EXERCISE DETAILS: Copy out every line exactly, passing over the pictures.

Saved entries:
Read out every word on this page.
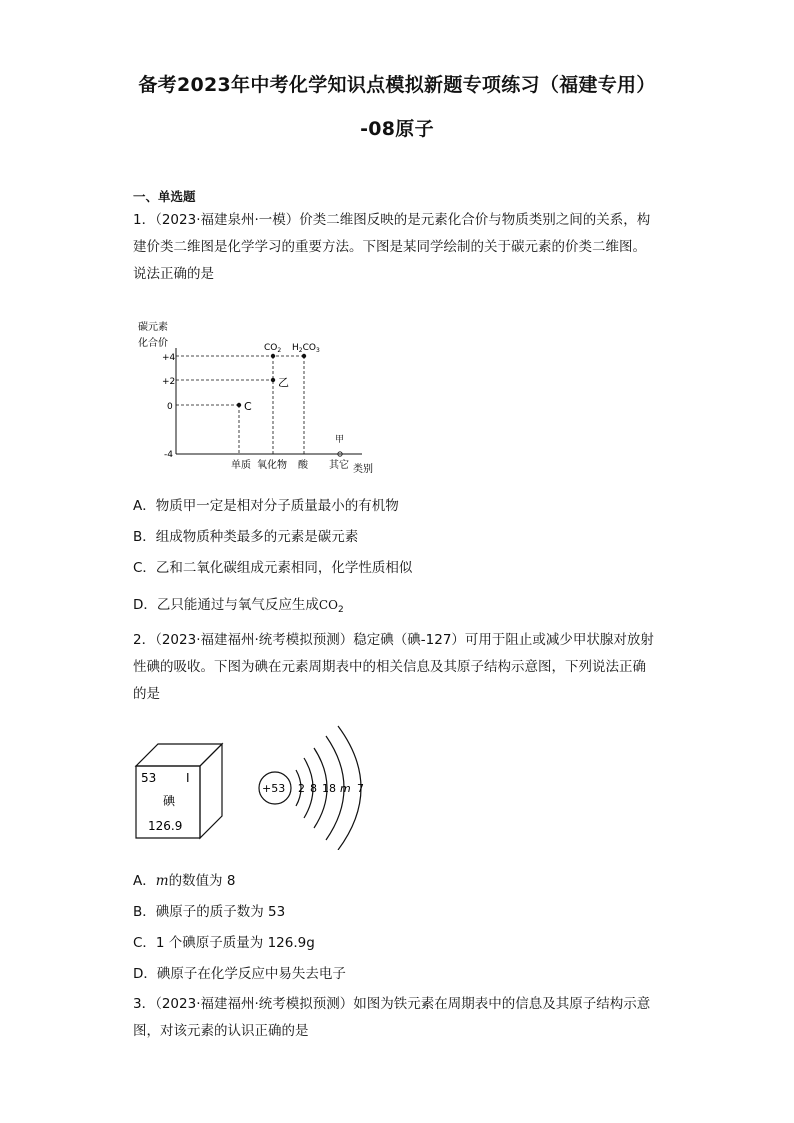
备考2023年中考化学知识点模拟新题专项练习（福建专用）
-08原子
一、单选题
1．（2023·福建泉州·一模）价类二维图反映的是元素化合价与物质类别之间的关系，构
建价类二维图是化学学习的重要方法。下图是某同学绘制的关于碳元素的价类二维图。
说法正确的是
碳元素
化合价
+4
+2
0
-4
C
乙
$CO_2$ $H_2CO_3$
甲
单质 氧化物 酸 其它 类别
A．物质甲一定是相对分子质量最小的有机物
B．组成物质种类最多的元素是碳元素
C．乙和二氧化碳组成元素相同，化学性质相似
D．乙只能通过与氧气反应生成$CO_2$
2．（2023·福建福州·统考模拟预测）稳定碘（碘-127）可用于阻止或减少甲状腺对放射
性碘的吸收。下图为碘在元素周期表中的相关信息及其原子结构示意图，下列说法正确
的是
53 I
碘
126.9
+53 2 8 18 m 7
A．m的数值为 8
B．碘原子的质子数为 53
C．1 个碘原子质量为 126.9g
D．碘原子在化学反应中易失去电子
3．（2023·福建福州·统考模拟预测）如图为铁元素在周期表中的信息及其原子结构示意
图，对该元素的认识正确的是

TASK RESPONSE:
Read out every word on this page.
备考2023年中考化学知识点模拟新题专项练习（福建专用）
-08原子
一、单选题
1．（2023·福建泉州·一模）价类二维图反映的是元素化合价与物质类别之间的关系，构
建价类二维图是化学学习的重要方法。下图是某同学绘制的关于碳元素的价类二维图。
说法正确的是
碳元素
化合价
+4
+2
0
-4
C
乙
$CO_2$ $H_2CO_3$
甲
单质 氧化物 酸 其它 类别
A．物质甲一定是相对分子质量最小的有机物
B．组成物质种类最多的元素是碳元素
C．乙和二氧化碳组成元素相同，化学性质相似
D．乙只能通过与氧气反应生成$CO_2$
2．（2023·福建福州·统考模拟预测）稳定碘（碘-127）可用于阻止或减少甲状腺对放射
性碘的吸收。下图为碘在元素周期表中的相关信息及其原子结构示意图，下列说法正确
的是
53 I
碘
126.9
+53 2 8 18 m 7
A．m的数值为 8
B．碘原子的质子数为 53
C．1 个碘原子质量为 126.9g
D．碘原子在化学反应中易失去电子
3．（2023·福建福州·统考模拟预测）如图为铁元素在周期表中的信息及其原子结构示意
图，对该元素的认识正确的是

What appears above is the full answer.